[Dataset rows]
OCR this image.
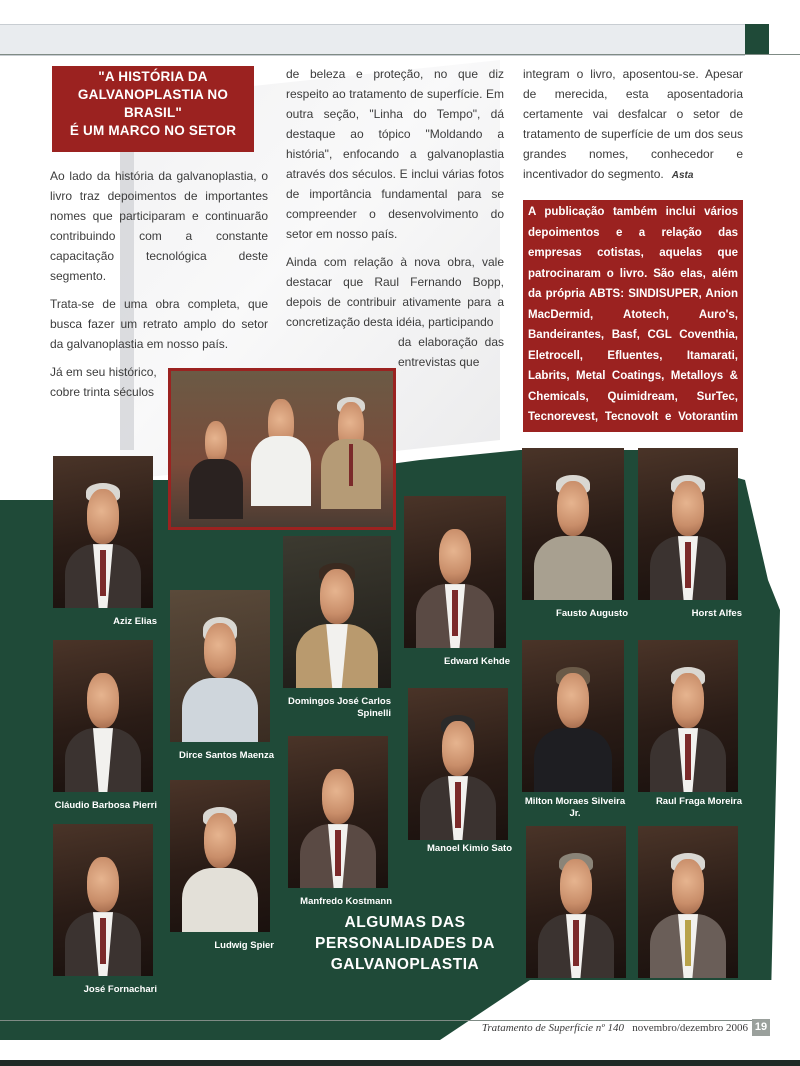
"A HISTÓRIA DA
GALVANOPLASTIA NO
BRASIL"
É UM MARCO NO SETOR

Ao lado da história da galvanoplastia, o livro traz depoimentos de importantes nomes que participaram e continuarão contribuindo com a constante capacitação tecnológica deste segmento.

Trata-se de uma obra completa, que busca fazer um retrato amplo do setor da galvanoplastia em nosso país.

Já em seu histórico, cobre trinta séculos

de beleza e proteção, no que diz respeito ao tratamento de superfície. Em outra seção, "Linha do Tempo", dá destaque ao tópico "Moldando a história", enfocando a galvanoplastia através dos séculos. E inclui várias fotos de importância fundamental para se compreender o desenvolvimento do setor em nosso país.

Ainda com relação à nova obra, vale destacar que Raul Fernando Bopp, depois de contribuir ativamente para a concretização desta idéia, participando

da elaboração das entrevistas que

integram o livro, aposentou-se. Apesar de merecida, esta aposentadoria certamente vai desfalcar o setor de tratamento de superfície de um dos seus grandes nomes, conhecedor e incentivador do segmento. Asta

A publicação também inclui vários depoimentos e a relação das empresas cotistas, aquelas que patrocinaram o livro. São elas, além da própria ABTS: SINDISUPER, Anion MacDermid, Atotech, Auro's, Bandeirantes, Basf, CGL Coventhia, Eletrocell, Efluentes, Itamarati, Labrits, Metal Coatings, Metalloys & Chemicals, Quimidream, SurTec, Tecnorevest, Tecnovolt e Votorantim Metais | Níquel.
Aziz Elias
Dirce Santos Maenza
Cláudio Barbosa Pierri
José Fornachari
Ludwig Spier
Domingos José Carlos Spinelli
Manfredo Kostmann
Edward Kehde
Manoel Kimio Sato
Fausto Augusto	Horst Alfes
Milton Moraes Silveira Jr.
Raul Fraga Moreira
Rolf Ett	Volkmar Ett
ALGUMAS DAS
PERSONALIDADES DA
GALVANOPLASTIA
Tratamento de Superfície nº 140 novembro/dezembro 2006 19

* * *

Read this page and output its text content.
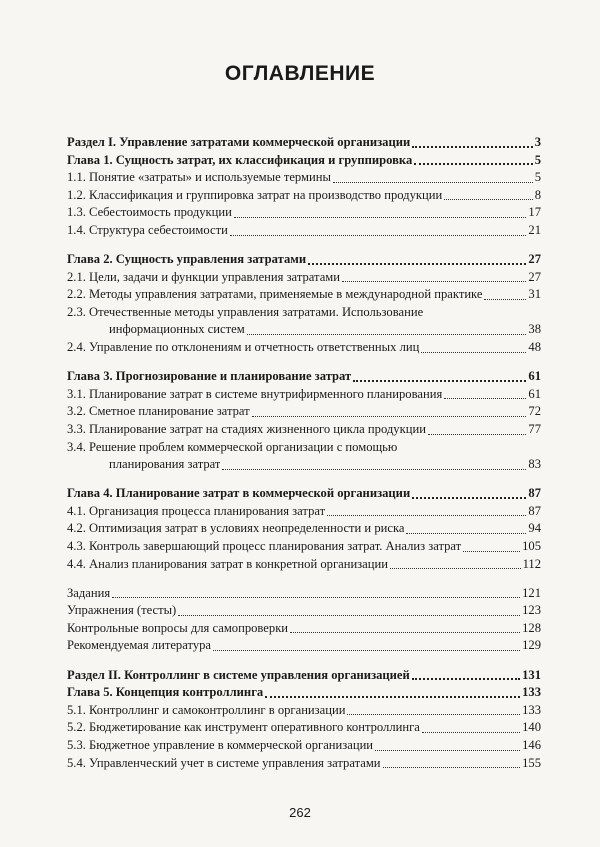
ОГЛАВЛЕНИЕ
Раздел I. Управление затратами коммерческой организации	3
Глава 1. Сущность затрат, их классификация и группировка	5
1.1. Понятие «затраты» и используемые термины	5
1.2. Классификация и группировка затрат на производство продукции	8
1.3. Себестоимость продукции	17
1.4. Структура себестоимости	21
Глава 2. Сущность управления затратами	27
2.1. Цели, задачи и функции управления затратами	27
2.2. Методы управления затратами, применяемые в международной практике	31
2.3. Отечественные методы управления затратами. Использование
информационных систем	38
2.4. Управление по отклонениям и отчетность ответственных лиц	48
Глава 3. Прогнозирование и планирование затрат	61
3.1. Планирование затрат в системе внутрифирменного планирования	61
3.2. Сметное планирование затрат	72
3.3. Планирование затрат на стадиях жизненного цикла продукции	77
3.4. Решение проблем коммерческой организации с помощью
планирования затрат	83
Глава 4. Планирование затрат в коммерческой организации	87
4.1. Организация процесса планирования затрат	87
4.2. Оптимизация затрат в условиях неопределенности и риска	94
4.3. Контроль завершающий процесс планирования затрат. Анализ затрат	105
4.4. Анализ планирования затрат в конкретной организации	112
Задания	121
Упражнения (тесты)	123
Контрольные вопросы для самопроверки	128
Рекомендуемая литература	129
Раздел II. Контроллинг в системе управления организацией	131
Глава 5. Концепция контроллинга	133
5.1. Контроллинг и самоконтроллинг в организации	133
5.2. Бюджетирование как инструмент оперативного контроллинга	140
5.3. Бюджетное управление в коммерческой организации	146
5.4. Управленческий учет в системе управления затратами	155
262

---

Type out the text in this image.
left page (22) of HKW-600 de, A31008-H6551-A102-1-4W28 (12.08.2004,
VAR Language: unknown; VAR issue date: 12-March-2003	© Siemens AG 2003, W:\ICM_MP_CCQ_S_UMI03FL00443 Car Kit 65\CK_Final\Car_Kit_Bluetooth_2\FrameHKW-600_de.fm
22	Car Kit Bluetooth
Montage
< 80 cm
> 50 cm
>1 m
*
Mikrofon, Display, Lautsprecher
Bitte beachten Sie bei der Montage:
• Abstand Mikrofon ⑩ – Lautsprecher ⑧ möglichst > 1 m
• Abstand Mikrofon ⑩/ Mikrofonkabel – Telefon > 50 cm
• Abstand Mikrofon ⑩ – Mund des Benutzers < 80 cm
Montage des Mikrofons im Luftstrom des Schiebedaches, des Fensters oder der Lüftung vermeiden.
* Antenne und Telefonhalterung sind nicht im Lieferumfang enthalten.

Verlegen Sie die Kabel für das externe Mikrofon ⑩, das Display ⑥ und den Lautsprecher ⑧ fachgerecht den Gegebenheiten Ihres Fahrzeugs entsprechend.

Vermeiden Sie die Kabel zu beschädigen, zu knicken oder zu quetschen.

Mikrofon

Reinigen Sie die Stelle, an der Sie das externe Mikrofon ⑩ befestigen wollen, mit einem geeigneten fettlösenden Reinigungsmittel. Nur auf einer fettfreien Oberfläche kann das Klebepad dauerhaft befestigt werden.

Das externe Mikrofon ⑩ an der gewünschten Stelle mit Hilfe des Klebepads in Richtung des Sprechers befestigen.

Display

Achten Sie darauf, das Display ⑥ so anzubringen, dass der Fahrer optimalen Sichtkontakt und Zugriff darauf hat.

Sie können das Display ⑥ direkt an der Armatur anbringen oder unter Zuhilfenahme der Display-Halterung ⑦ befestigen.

> [Problem details]: Search the entries for the word "oder" and copy every line that has it.

> [Task solution]:
Montage des Mikrofons im Luftstrom des Schiebedaches, des Fensters oder der Lüftung vermeiden.
Vermeiden Sie die Kabel zu beschädigen, zu knicken oder zu quetschen.
Sie können das Display ⑥ direkt an der Armatur anbringen oder unter Zuhilfenahme der Display-Halterung ⑦ befestigen.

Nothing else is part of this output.